THE TASK —
Scan the data below for the string "their". Copy every line where it appears.

THE DATA —
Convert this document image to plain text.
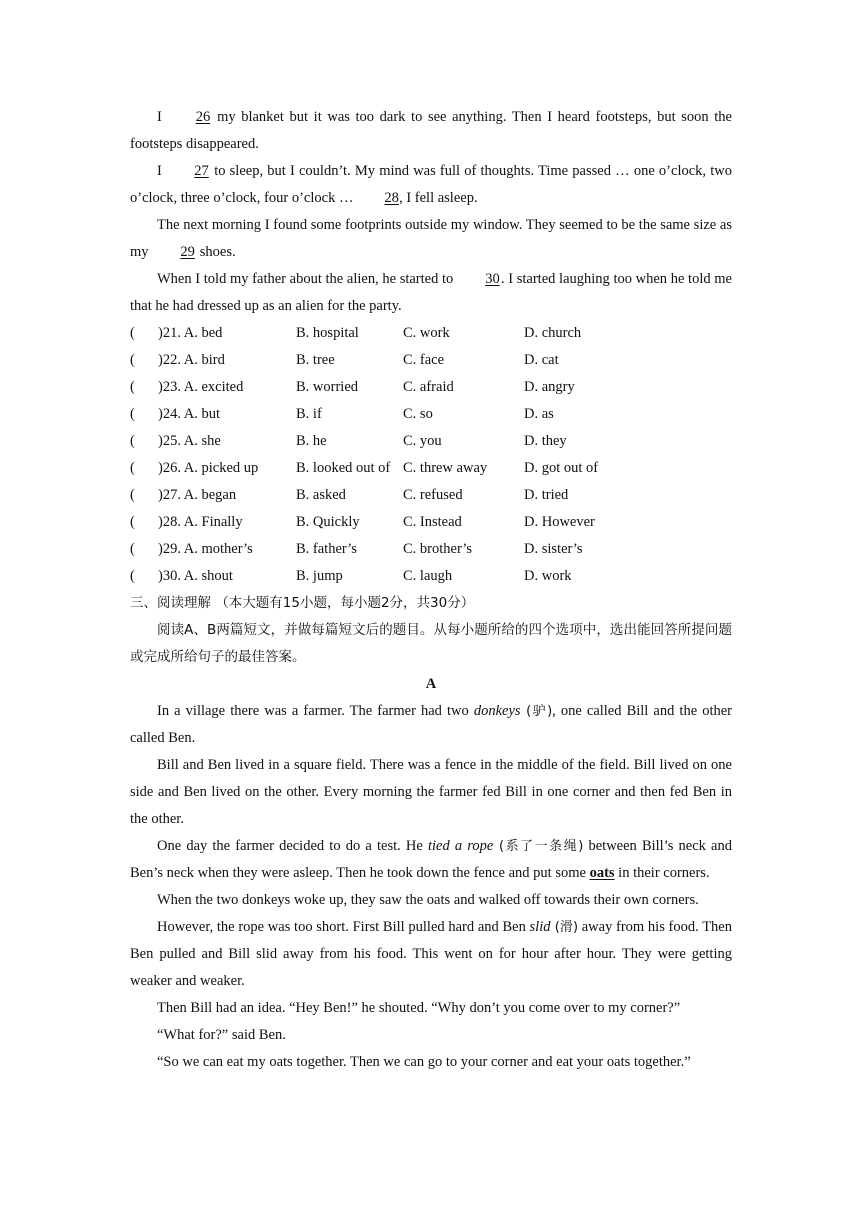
I 26 my blanket but it was too dark to see anything. Then I heard footsteps, but soon the footsteps disappeared.

I 27 to sleep, but I couldn’t. My mind was full of thoughts. Time passed … one o’clock, two o’clock, three o’clock, four o’clock … 28, I fell asleep.

The next morning I found some footprints outside my window. They seemed to be the same size as my 29 shoes.

When I told my father about the alien, he started to 30. I started laughing too when he told me that he had dressed up as an alien for the party.

(	)21. A. bed	B. hospital	C. work	D. church
(	)22. A. bird	B. tree	C. face	D. cat
(	)23. A. excited	B. worried	C. afraid	D. angry
(	)24. A. but	B. if	C. so	D. as
(	)25. A. she	B. he	C. you	D. they
(	)26. A. picked up	B. looked out of C. threw away	D. got out of
(	)27. A. began	B. asked	C. refused	D. tried
(	)28. A. Finally	B. Quickly	C. Instead	D. However
(	)29. A. mother’s	B. father’s	C. brother’s	D. sister’s
(	)30. A. shout	B. jump	C. laugh	D. work

三、阅读理解 （本大题有15小题，每小题2分，共30分）

阅读A、B两篇短文，并做每篇短文后的题目。从每小题所给的四个选项中，选出能回答所提问题或完成所给句子的最佳答案。

A

In a village there was a farmer. The farmer had two donkeys (驴), one called Bill and the other called Ben.

Bill and Ben lived in a square field. There was a fence in the middle of the field. Bill lived on one side and Ben lived on the other. Every morning the farmer fed Bill in one corner and then fed Ben in the other.

One day the farmer decided to do a test. He tied a rope (系了一条绳) between Bill’s neck and Ben’s neck when they were asleep. Then he took down the fence and put some oats in their corners.

When the two donkeys woke up, they saw the oats and walked off towards their own corners.

However, the rope was too short. First Bill pulled hard and Ben slid (滑) away from his food. Then Ben pulled and Bill slid away from his food. This went on for hour after hour. They were getting weaker and weaker.

Then Bill had an idea. “Hey Ben!” he shouted. “Why don’t you come over to my corner?”

“What for?” said Ben.

“So we can eat my oats together. Then we can go to your corner and eat your oats together.”
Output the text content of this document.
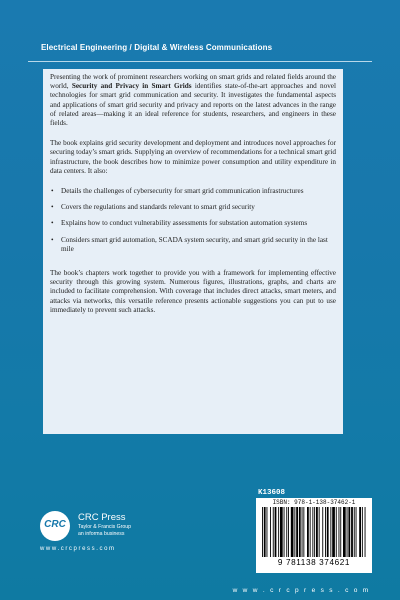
Electrical Engineering / Digital & Wireless Communications

Presenting the work of prominent researchers working on smart grids and related fields around the world, Security and Privacy in Smart Grids identifies state-of-the-art approaches and novel technologies for smart grid communication and security. It investigates the fundamental aspects and applications of smart grid security and privacy and reports on the latest advances in the range of related areas—making it an ideal reference for students, researchers, and engineers in these fields.

The book explains grid security development and deployment and introduces novel approaches for securing today’s smart grids. Supplying an overview of recommendations for a technical smart grid infrastructure, the book describes how to minimize power consumption and utility expenditure in data centers. It also:

• Details the challenges of cybersecurity for smart grid communication infrastructures
• Covers the regulations and standards relevant to smart grid security
• Explains how to conduct vulnerability assessments for substation automation systems
• Considers smart grid automation, SCADA system security, and smart grid security in the last mile

The book’s chapters work together to provide you with a framework for implementing effective security through this growing system. Numerous figures, illustrations, graphs, and charts are included to facilitate comprehension. With coverage that includes direct attacks, smart meters, and attacks via networks, this versatile reference presents actionable suggestions you can put to use immediately to prevent such attacks.

K13608
ISBN: 978-1-138-37462-1
9 781138 374621
CRC
CRC Press
Taylor & Francis Group
an informa business
www.crcpress.com
w w w . c r c p r e s s . c o m
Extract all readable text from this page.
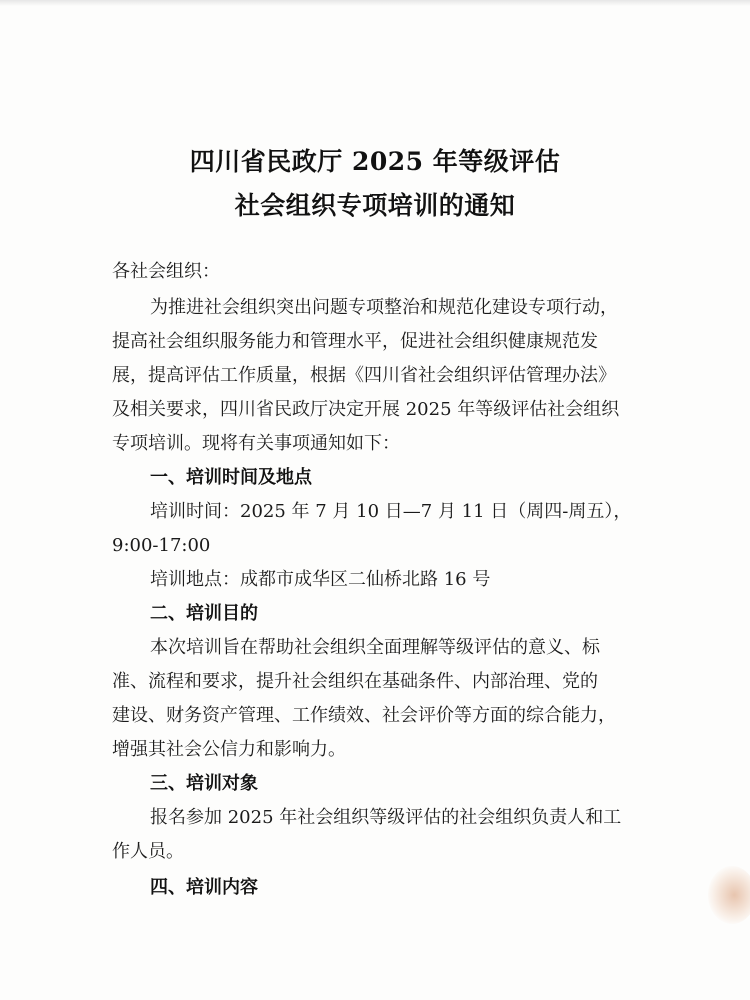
四川省民政厅 2025 年等级评估
社会组织专项培训的通知
各社会组织：
为推进社会组织突出问题专项整治和规范化建设专项行动，
提高社会组织服务能力和管理水平，促进社会组织健康规范发
展，提高评估工作质量，根据《四川省社会组织评估管理办法》
及相关要求，四川省民政厅决定开展 2025 年等级评估社会组织
专项培训。现将有关事项通知如下：
一、培训时间及地点
培训时间：2025 年 7 月 10 日—7 月 11 日（周四-周五），
9:00-17:00
培训地点：成都市成华区二仙桥北路 16 号
二、培训目的
本次培训旨在帮助社会组织全面理解等级评估的意义、标
准、流程和要求，提升社会组织在基础条件、内部治理、党的
建设、财务资产管理、工作绩效、社会评价等方面的综合能力，
增强其社会公信力和影响力。
三、培训对象
报名参加 2025 年社会组织等级评估的社会组织负责人和工
作人员。
四、培训内容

ANSWER BELOW —
One day the farmer decided to do a test. He tied a rope (系了一条绳) between Bill’s neck and Ben’s neck when they were asleep. Then he took down the fence and put some oats in their corners.
When the two donkeys woke up, they saw the oats and walked off towards their own corners.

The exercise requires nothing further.